### Required task
Below are some entries. Copy each line that holds the string "operated".

- - -

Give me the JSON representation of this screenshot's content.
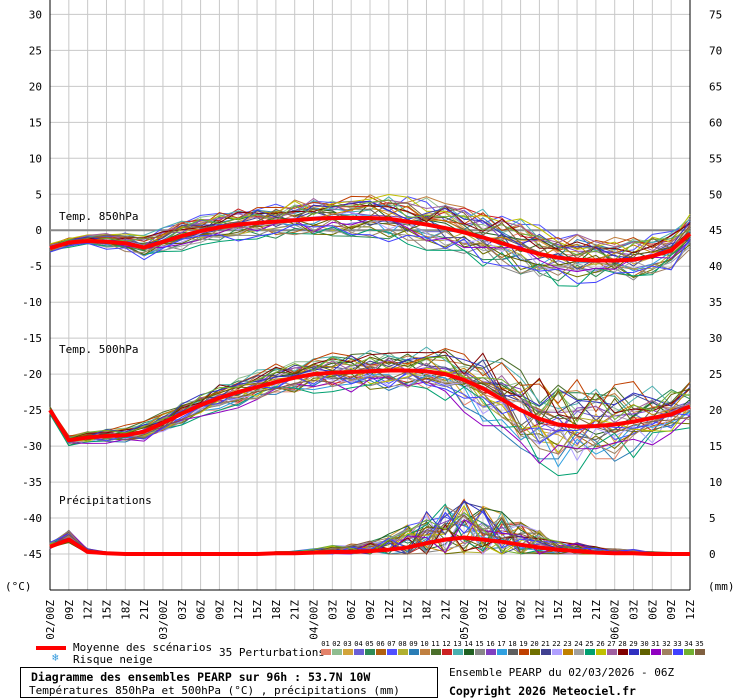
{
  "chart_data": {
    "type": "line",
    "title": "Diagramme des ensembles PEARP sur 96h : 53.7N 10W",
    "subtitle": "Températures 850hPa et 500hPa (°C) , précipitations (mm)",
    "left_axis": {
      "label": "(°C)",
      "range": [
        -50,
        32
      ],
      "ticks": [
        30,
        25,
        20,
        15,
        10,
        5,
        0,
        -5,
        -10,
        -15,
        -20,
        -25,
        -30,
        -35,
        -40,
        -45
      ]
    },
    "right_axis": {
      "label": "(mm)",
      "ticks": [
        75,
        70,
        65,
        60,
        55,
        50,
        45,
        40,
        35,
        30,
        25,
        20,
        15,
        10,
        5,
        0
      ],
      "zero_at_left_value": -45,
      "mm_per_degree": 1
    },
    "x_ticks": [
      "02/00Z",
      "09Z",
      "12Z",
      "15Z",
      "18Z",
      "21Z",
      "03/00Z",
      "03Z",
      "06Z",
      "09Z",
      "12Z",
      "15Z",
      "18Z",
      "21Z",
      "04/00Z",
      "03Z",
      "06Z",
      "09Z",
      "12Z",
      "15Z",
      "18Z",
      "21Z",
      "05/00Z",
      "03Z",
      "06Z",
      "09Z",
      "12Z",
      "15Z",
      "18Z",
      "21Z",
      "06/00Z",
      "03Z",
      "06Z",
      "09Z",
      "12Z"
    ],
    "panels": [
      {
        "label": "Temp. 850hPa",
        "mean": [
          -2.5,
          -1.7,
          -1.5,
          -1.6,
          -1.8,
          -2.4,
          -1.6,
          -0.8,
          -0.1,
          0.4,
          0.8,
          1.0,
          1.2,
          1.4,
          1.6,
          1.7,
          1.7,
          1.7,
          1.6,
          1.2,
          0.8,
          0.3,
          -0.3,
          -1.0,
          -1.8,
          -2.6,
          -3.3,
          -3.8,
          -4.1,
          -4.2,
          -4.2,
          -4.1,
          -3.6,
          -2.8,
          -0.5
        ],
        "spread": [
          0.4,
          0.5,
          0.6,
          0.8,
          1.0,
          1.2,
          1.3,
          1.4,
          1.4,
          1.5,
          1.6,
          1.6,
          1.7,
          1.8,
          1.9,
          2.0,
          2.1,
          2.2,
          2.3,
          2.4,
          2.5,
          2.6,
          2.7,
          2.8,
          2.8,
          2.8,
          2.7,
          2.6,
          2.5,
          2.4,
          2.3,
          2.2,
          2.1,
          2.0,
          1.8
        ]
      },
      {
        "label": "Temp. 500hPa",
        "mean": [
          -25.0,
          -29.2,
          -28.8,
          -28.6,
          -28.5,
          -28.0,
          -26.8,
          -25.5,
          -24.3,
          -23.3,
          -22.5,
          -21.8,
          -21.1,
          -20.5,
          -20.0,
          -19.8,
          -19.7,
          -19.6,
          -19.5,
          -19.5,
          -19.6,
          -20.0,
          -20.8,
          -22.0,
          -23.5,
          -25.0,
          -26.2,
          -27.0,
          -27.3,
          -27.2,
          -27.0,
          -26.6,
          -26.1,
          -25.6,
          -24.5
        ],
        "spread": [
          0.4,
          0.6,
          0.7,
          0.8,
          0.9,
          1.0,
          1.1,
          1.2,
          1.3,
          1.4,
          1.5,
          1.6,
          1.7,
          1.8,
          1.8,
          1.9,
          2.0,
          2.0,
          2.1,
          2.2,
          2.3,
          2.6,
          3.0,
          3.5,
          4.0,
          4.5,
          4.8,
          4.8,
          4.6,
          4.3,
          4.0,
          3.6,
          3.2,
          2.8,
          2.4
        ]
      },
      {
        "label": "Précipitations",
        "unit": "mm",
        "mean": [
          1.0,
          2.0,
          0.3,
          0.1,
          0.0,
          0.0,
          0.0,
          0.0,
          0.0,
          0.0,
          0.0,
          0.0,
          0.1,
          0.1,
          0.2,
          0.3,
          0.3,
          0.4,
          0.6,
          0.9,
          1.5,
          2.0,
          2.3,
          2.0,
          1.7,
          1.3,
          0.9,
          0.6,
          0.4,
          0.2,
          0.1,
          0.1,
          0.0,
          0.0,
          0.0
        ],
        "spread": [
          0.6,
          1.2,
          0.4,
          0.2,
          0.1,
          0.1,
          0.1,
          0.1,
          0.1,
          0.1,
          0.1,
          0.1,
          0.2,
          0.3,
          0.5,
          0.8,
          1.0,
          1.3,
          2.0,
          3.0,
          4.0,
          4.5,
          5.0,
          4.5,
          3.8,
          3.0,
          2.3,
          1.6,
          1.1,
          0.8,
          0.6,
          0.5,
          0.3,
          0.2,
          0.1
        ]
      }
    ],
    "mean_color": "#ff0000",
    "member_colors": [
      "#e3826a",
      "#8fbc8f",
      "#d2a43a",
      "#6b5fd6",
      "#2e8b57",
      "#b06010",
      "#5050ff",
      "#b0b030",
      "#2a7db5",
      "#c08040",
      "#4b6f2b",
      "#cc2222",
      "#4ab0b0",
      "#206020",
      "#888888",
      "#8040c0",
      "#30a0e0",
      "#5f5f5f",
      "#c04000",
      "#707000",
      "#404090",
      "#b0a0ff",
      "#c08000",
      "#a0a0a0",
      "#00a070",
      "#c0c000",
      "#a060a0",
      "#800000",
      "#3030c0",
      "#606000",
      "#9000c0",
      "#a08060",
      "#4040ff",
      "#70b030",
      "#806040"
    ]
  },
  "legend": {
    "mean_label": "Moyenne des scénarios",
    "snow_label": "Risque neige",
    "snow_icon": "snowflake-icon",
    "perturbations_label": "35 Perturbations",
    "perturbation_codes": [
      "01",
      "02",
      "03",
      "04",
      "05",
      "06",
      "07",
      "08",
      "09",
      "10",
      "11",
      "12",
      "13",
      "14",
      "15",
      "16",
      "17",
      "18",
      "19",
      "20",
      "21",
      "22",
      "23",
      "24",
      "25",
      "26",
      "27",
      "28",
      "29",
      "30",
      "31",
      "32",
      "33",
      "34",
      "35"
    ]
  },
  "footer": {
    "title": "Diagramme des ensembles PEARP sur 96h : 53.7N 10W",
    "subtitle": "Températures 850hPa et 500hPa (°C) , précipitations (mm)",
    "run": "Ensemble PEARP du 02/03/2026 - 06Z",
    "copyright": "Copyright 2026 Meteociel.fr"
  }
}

- - -

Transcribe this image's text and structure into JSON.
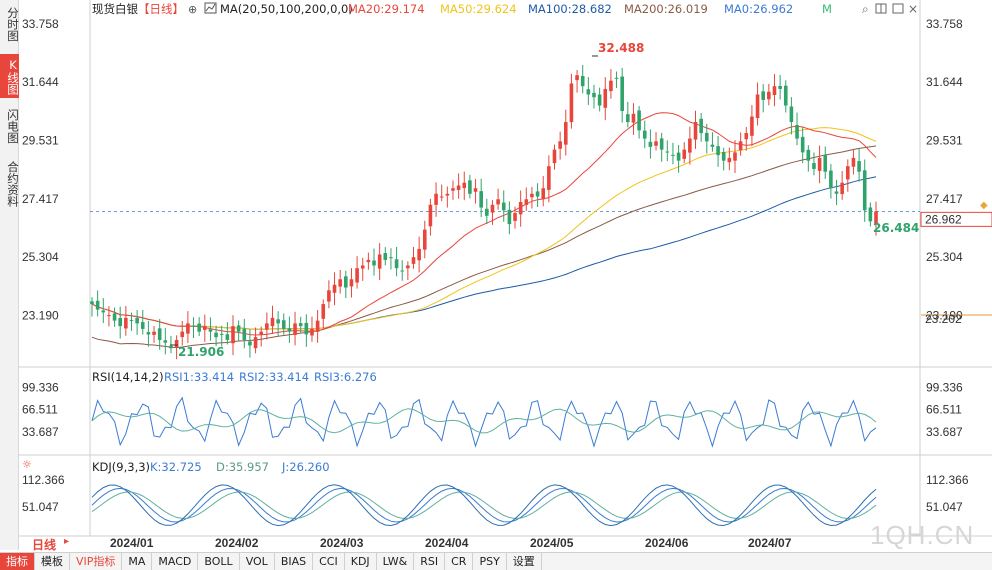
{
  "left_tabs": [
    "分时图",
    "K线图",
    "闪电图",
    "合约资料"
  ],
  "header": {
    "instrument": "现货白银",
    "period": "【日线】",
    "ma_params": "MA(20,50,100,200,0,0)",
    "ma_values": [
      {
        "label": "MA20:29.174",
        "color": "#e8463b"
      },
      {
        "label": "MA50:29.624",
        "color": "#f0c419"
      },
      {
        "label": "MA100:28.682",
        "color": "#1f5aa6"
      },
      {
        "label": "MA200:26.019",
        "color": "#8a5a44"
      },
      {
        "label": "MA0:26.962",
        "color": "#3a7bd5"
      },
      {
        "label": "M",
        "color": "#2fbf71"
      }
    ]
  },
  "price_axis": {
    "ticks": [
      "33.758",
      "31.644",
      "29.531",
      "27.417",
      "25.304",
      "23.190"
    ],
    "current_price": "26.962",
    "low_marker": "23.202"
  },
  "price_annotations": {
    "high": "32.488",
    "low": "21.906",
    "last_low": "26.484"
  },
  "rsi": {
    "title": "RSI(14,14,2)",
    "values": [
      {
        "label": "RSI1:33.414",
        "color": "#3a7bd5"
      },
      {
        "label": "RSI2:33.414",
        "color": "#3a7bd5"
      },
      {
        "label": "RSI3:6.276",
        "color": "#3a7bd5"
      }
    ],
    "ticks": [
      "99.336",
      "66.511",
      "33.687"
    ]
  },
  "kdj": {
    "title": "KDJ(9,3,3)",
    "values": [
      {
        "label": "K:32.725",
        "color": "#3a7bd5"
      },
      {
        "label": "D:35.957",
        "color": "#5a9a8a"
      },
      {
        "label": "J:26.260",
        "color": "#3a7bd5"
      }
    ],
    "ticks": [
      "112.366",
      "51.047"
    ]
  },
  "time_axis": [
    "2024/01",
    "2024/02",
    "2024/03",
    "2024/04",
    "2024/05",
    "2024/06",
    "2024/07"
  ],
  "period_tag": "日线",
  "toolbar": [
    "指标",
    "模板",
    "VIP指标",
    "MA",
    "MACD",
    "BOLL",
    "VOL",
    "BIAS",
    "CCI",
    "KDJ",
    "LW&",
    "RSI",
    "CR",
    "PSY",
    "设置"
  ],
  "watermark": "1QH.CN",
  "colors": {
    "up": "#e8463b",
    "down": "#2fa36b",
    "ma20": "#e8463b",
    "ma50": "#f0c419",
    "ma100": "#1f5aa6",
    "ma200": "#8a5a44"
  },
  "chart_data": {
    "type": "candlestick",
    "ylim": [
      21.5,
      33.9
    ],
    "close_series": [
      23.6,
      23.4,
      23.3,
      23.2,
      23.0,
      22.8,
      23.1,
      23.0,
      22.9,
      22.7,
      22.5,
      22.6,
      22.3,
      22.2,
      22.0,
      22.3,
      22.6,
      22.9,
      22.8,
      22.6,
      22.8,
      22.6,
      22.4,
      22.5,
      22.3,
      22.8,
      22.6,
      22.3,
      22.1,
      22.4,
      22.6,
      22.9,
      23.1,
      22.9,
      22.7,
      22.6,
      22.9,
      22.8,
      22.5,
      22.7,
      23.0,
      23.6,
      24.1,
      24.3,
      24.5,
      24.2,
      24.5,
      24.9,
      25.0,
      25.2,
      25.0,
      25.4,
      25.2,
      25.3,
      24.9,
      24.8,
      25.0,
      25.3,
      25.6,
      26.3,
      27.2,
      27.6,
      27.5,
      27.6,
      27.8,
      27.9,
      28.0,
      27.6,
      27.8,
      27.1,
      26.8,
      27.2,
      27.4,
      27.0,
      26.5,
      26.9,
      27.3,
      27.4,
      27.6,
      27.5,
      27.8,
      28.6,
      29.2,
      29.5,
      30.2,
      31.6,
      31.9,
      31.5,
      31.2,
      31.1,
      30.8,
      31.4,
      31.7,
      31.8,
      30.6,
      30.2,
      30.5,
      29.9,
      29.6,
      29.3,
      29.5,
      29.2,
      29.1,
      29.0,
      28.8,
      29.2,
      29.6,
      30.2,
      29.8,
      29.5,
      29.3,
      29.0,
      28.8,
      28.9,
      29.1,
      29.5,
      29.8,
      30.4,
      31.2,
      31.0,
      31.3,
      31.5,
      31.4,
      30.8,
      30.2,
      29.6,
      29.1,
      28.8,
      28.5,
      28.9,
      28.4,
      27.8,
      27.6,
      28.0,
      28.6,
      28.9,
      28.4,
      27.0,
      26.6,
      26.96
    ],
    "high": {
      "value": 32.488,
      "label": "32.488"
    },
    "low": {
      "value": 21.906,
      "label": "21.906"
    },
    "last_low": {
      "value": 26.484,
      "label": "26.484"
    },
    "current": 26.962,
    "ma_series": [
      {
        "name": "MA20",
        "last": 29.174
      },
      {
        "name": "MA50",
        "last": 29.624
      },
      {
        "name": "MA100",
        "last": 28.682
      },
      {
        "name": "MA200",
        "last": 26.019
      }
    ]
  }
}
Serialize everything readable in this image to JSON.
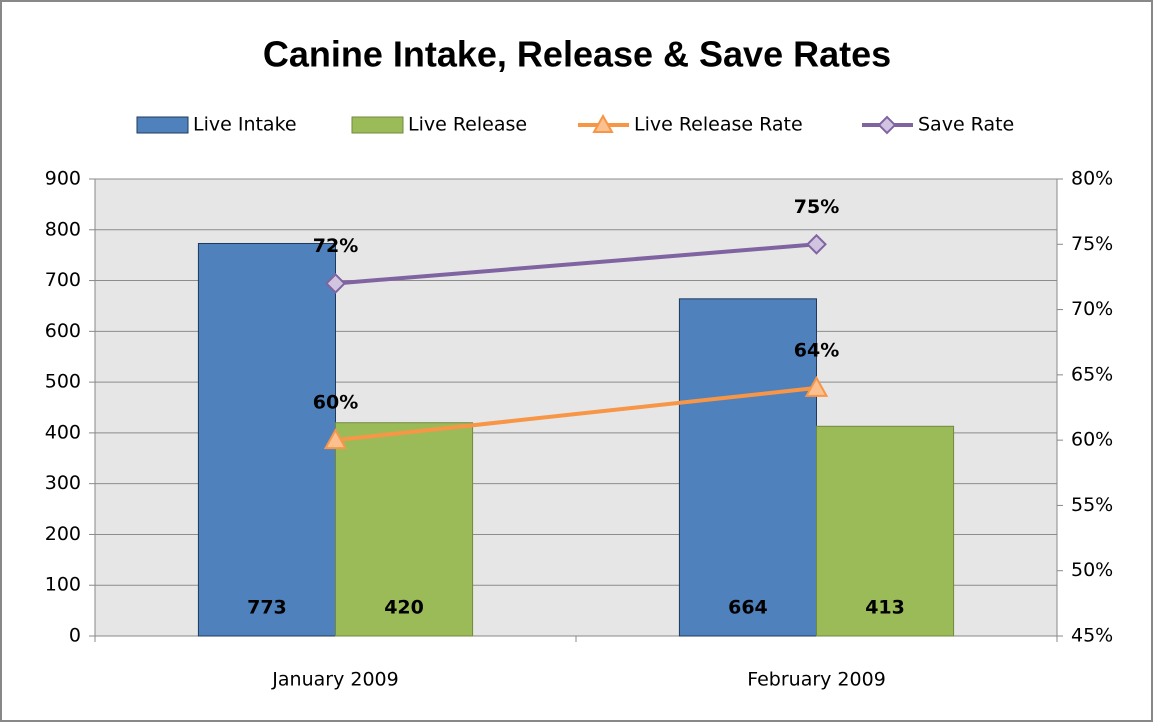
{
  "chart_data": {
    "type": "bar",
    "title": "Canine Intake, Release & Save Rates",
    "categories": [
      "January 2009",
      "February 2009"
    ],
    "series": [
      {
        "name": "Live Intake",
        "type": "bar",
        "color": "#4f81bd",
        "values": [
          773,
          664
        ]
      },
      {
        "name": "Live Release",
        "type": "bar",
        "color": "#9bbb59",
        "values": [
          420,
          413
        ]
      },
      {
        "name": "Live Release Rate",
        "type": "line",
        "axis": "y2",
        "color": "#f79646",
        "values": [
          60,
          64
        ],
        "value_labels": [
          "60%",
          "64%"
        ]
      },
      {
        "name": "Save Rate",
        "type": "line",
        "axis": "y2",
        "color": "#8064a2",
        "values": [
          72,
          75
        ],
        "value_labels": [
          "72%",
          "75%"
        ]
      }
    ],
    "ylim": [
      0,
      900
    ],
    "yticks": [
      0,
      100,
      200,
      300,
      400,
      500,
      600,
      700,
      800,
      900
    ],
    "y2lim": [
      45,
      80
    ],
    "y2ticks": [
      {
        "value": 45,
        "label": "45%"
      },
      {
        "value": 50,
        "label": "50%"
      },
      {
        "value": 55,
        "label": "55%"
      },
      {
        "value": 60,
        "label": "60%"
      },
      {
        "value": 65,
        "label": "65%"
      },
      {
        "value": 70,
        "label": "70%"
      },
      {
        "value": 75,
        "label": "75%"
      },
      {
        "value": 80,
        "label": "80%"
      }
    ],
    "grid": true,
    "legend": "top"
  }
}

- - -

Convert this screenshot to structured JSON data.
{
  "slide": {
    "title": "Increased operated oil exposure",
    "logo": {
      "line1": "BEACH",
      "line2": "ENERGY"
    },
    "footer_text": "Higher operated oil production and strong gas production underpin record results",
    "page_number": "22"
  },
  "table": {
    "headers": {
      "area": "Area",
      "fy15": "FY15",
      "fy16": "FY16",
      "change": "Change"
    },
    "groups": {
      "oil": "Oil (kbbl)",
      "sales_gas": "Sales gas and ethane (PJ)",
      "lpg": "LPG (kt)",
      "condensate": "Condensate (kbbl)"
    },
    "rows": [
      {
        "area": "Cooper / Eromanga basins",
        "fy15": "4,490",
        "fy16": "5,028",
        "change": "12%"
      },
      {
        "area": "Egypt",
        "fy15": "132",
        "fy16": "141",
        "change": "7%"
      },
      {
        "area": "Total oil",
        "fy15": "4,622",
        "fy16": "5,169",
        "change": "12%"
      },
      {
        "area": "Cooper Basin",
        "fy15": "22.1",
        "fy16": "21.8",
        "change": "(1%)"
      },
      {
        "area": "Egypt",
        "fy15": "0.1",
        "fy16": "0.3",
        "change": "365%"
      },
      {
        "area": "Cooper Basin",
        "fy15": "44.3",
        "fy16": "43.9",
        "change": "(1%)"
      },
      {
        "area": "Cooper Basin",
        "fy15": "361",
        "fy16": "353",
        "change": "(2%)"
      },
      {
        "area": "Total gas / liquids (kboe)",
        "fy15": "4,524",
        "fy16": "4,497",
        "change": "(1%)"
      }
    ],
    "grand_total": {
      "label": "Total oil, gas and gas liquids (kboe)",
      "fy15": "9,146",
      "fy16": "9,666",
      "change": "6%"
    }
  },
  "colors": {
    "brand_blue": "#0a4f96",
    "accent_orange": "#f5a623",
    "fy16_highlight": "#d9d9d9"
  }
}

- - -

### Finished answer
    "title": "Increased operated oil exposure",
    "footer_text": "Higher operated oil production and strong gas production underpin record results",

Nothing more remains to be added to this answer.